--- Start WORKING DATA ---

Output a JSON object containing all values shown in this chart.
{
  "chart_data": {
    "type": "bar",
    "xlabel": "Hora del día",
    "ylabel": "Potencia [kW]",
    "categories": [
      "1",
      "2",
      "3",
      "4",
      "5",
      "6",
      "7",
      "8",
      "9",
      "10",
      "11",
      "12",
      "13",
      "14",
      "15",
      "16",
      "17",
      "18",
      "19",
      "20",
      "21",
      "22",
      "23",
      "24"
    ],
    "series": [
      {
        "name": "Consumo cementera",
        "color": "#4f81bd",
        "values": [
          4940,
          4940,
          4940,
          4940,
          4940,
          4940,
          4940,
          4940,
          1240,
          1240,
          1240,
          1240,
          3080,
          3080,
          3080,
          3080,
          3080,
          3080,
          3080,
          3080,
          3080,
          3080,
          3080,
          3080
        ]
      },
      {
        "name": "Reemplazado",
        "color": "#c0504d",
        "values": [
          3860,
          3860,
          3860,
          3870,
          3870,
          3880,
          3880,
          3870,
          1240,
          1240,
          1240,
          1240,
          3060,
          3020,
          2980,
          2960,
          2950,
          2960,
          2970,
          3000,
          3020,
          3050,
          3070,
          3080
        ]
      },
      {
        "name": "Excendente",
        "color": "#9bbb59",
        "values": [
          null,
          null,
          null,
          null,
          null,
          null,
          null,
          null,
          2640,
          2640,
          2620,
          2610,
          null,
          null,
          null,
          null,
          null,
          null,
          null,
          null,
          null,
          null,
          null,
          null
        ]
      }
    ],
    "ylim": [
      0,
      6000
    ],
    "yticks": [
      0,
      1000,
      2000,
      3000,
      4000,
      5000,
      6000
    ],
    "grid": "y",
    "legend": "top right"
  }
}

--- End WORKING DATA ---

> **EXERCISE AIM**
Pick out every line holding the string "name" and return it.

> **PROBLEM SOLUTION**
        "name": "Consumo cementera",
        "name": "Reemplazado",
        "name": "Excendente",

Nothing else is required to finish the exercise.